#### DOCUMENT EXCERPT ####

Project: Spump

What is old is new again!
Sometimes you have to keep pushing the envelope with all of your skills. To date, Project: Spump is the accumulation of all my talents and skills into one place. Stacked tube blowback tuning (Spyders, specifically...), light machining and metalwork, 3D modeling, and 3D printing are some of the things I'm bringing to the table. While this won't be a tutorial on how to build a Spyder Pump, it will only be a chronicle of things I did to make this a reality.
So for the uninitiated, this is how a Spyder works:
As you can see, the 2 main parts are in the upper and lower tubes. Upper is known as the bolt, lower is the striker. Both are connected by a pin between the 2 parts. As they both move forward, the striker will hit the poppet/valve stem. Once it does that, the air will flow up the valve from the bottom tube to the top, launching the ball and resetting the internals with some extra air traveling back through the valve. Blowback. The concepts behind converting this to a pump is to take away the rigid connection between the bolt and the striker while still being able to recock the striker without blowback from the valve. The next best animation to show how accomplish this, is a PGP marker.
The pump handle brings both the bolt and striker back to firing position. Pump handle moves forward and brings a ball into place. Pulling the trigger will release the striker into the valve and bring air into the upper tube to launch the ball. Note how there is no blowback action that will reset the striker. 
This is the challenge.
Following so many resources on the web, the primary source is with Vike's guide. With this and the variety of other guides, there are no set instructions on how to get your pump handle created, or how to fabricate your pump rod, or if you need a backblock. They give you concepts and examples of existing completed projects. They make you think about making calculated decisions about your build.
Similar to those that lived through the Golden Age of Paintball with Spyder owners, tricking out and individualizing your marker was a right of passage. I just saw this as another avenue to continue this same path with the piles of Spyders I've customized since the late 90s. This is where my newer skills come out to shine.

3D Design

First printed version of the backblock
First I thought I would just get an existing pump handle off of Thingiverse. I really liked the Twisted Pump Handle for the Empire Sniper. It was under barrel, like I wanted, but none of the measurements worked for me to print and add right to the Spyder's dimensions. If I had to go through remeasuring and reworking an existing model, I'd rather do that kind of work on my own piece.

The Backblock

Before I took on the design work for the pump handle, I decided to go a bit easier with making the backblock. Strategically, this was the best thing to do since I had to measure travel of the rear cocking bolt. The process of  measuring the travel by slowly pulling the bolt back and waiting for the sear to click, ready for cycling, over and over was imperative to making sure that the spacing was proper. Also taking provisions on how far forward the bolt moves to engage the striker to the poppet was the other thing to measure repeatedly. This brings us to the thickness shown in the pic to the right. That has never changed with all the newer versions. Along with that, the cotter pin location never moved!

####

→ EXERCISE TASK 1
Print the passage of the Spyder pump write-up from "Following so many" to "about your build.", copying it word for word.

#### PROVIDED INFORMATION ####

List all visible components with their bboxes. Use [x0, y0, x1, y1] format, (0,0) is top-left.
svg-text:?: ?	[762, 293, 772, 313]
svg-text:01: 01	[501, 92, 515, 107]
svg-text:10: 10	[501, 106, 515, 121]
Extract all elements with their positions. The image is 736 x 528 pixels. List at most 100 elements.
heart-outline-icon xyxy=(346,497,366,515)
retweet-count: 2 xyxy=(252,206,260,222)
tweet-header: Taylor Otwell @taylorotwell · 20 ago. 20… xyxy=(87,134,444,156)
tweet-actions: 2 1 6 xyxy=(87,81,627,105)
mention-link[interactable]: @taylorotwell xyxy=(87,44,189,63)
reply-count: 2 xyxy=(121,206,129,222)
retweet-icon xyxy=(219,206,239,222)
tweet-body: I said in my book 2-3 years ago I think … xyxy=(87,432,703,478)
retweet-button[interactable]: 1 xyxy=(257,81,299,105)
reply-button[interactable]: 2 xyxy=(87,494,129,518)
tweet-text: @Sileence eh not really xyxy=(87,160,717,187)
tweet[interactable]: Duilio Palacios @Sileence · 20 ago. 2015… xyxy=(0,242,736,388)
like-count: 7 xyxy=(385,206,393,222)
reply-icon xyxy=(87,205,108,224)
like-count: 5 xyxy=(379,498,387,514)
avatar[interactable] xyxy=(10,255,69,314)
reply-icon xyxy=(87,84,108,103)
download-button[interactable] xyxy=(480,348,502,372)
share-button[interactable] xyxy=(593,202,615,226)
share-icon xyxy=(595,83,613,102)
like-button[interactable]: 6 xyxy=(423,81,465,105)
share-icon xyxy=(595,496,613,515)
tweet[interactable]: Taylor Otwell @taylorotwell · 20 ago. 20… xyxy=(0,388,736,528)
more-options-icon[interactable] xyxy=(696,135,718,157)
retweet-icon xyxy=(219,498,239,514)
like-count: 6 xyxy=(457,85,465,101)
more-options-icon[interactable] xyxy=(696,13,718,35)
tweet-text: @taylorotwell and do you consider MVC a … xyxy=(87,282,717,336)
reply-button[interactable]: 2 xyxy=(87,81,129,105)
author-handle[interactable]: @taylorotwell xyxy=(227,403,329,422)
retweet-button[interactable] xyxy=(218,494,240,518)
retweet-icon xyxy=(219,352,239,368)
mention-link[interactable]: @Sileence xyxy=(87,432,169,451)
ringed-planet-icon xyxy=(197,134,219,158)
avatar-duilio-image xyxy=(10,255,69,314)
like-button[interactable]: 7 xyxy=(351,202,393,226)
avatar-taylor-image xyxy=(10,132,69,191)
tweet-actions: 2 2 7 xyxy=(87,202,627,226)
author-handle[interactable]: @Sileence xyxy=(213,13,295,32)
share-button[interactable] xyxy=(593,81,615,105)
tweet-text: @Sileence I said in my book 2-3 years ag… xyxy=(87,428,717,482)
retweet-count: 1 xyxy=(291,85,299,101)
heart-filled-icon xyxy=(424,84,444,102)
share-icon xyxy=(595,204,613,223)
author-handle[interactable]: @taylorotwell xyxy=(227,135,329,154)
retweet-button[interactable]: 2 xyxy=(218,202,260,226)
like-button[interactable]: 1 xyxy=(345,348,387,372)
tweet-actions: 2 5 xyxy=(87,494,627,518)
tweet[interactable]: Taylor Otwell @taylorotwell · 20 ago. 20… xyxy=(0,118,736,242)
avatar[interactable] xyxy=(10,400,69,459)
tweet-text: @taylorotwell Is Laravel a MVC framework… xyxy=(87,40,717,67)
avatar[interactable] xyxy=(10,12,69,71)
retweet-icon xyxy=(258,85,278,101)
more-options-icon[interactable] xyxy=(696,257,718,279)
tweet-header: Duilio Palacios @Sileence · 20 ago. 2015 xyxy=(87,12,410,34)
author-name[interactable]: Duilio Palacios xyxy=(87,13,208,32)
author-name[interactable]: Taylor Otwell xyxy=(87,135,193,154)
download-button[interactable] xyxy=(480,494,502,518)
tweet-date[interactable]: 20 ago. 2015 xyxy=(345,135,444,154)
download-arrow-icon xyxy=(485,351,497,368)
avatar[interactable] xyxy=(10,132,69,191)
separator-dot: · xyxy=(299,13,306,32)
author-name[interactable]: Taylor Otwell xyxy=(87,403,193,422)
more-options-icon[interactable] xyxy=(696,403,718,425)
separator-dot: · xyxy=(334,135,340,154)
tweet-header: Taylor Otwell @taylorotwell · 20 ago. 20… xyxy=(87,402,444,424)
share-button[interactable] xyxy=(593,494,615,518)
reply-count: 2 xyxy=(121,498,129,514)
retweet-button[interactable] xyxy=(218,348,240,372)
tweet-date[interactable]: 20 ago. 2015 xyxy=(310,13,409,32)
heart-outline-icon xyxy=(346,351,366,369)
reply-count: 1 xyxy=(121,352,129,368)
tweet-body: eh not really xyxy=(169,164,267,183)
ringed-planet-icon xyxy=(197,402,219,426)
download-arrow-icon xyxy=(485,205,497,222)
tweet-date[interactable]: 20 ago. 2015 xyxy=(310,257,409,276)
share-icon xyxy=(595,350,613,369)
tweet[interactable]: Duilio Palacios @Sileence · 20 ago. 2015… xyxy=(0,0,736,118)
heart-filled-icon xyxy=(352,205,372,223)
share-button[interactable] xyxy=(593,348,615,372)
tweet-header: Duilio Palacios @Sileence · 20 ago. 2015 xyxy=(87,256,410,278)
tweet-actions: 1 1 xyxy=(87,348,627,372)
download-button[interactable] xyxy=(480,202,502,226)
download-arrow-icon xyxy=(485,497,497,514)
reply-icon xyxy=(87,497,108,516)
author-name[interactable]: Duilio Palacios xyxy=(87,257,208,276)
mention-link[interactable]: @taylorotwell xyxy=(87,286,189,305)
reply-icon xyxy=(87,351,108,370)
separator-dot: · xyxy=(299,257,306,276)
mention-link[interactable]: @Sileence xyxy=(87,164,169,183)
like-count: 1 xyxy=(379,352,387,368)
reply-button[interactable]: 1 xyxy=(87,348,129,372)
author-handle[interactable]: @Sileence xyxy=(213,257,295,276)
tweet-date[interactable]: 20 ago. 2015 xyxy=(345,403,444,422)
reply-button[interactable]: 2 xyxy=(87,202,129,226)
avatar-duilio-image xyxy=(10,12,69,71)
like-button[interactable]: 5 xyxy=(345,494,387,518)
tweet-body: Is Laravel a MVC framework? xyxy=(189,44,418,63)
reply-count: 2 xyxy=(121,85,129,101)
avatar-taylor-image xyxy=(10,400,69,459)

####

→ EXERCISE TASK 2
Output the entries unchanged, from their first line through the line with "retweet-button[interactable]: 1 xyxy=(257,81,299,105)".

→ TASK SOLUTION 1
Following so many resources on the web, the primary source is with Vike's guide. With this and the variety of other guides, there are no set instructions on how to get your pump handle created, or how to fabricate your pump rod, or if you need a backblock. They give you concepts and examples of existing completed projects. They make you think about making calculated decisions about your build.

→ TASK SOLUTION 2
List all visible components with their bboxes. Use [x0, y0, x1, y1] format, (0,0) is top-left.
svg-text:?: ?	[762, 293, 772, 313]
svg-text:01: 01	[501, 92, 515, 107]
svg-text:10: 10	[501, 106, 515, 121]
Extract all elements with their positions. The image is 736 x 528 pixels. List at most 100 elements.
heart-outline-icon xyxy=(346,497,366,515)
retweet-count: 2 xyxy=(252,206,260,222)
tweet-header: Taylor Otwell @taylorotwell · 20 ago. 20… xyxy=(87,134,444,156)
tweet-actions: 2 1 6 xyxy=(87,81,627,105)
mention-link[interactable]: @taylorotwell xyxy=(87,44,189,63)
reply-count: 2 xyxy=(121,206,129,222)
retweet-icon xyxy=(219,206,239,222)
tweet-body: I said in my book 2-3 years ago I think … xyxy=(87,432,703,478)
retweet-button[interactable]: 1 xyxy=(257,81,299,105)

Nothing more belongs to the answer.